* **WHAT TO PRODUCE**: Give the number of lines in the records that include the word "text", and nothing besides.

⟨

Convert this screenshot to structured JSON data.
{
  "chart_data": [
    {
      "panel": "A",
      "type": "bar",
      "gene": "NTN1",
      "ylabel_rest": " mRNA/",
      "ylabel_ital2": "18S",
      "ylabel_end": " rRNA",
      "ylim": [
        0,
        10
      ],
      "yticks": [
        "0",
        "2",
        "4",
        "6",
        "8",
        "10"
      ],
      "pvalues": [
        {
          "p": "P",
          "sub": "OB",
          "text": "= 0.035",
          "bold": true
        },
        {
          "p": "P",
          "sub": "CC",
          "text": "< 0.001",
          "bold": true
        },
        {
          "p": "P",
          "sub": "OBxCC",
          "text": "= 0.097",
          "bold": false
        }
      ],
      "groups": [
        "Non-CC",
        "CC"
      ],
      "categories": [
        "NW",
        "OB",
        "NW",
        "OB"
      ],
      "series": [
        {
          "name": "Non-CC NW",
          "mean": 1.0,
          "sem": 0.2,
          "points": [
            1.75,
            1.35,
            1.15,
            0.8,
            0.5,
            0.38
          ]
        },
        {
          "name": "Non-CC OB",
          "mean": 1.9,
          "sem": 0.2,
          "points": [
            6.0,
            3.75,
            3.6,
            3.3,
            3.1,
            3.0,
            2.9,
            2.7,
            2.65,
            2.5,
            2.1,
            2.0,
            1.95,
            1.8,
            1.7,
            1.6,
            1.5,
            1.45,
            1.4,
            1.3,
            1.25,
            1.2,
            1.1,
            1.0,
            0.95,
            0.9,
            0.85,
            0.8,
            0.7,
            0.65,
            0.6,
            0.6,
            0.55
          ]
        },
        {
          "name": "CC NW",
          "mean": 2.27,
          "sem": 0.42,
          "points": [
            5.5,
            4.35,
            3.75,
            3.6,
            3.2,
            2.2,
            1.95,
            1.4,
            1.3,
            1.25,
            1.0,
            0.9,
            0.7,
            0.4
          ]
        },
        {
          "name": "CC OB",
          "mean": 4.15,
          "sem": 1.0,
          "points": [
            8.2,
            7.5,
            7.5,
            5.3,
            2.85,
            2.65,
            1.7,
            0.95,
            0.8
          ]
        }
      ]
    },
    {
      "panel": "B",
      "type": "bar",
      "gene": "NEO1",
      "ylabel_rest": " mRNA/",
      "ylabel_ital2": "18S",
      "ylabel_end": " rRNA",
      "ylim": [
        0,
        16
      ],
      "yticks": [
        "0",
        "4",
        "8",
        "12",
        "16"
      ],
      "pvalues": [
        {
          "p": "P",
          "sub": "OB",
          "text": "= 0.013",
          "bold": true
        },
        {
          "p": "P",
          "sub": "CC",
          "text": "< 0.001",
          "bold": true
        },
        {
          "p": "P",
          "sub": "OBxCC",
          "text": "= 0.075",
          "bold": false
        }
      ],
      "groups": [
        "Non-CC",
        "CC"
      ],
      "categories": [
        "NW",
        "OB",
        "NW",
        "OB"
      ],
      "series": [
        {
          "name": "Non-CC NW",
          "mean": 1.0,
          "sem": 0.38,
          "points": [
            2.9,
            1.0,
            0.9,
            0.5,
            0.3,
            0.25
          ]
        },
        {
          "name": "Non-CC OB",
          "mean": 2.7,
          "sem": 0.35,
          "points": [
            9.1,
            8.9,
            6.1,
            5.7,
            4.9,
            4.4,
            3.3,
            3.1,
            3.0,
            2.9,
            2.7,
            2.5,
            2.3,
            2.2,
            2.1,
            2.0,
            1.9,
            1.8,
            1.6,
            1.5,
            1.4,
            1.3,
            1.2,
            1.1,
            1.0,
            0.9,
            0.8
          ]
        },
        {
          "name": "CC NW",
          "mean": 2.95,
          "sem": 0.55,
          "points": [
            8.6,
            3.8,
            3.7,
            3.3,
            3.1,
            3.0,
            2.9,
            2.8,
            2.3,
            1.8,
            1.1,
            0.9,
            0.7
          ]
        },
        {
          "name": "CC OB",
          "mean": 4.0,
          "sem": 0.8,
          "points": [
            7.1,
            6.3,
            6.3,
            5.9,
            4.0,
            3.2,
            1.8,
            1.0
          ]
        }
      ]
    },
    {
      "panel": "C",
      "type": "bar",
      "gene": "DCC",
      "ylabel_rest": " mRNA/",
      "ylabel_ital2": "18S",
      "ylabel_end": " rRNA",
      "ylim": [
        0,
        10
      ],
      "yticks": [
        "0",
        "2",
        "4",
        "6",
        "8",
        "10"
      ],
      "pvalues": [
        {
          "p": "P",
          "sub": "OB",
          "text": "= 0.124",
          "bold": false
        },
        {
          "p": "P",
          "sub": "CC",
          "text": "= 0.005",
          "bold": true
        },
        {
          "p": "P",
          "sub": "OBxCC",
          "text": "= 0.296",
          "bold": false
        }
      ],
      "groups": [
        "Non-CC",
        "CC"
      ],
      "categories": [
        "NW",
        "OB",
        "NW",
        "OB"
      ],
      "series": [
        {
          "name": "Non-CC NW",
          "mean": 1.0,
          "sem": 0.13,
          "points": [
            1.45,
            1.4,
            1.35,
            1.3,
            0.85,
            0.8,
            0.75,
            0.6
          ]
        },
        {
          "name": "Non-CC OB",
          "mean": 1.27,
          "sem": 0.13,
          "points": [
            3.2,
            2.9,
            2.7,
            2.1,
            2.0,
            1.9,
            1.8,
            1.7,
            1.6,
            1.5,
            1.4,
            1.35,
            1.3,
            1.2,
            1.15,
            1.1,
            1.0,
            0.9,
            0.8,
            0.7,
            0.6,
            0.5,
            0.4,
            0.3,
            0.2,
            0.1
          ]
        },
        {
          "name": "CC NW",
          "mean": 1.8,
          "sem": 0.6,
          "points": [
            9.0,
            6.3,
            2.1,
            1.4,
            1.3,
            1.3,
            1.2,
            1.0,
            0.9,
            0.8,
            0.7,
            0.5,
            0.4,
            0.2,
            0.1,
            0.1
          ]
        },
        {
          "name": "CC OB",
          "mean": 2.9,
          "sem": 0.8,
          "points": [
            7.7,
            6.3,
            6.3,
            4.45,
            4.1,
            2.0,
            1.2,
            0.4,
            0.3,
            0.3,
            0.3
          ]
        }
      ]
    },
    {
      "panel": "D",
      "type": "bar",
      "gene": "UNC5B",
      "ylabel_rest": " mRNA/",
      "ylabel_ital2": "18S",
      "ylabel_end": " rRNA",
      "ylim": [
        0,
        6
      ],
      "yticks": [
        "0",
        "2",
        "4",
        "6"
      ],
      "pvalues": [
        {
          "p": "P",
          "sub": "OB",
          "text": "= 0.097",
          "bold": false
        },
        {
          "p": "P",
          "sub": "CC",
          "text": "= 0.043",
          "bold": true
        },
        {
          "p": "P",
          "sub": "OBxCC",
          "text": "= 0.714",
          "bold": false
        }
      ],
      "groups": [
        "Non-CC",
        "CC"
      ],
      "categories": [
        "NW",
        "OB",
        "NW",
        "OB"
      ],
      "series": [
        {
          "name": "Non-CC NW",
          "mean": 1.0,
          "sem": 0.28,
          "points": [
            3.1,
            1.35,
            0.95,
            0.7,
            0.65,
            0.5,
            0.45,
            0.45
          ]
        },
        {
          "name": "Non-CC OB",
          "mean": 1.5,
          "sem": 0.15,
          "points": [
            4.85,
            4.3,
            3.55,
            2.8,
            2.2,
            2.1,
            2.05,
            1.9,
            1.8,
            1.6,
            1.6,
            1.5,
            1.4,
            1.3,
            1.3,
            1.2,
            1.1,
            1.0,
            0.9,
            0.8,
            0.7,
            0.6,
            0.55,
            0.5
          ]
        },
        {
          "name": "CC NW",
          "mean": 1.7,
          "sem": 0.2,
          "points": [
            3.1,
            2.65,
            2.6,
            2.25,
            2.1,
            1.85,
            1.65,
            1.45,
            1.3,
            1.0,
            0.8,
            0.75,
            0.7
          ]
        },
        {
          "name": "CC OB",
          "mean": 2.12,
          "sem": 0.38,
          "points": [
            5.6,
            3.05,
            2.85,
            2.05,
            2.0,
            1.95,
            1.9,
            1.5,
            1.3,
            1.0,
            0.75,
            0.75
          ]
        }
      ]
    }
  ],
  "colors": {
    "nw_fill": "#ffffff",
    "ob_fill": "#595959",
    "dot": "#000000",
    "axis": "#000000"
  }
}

⟩

* **ANSWER SECTION**: 12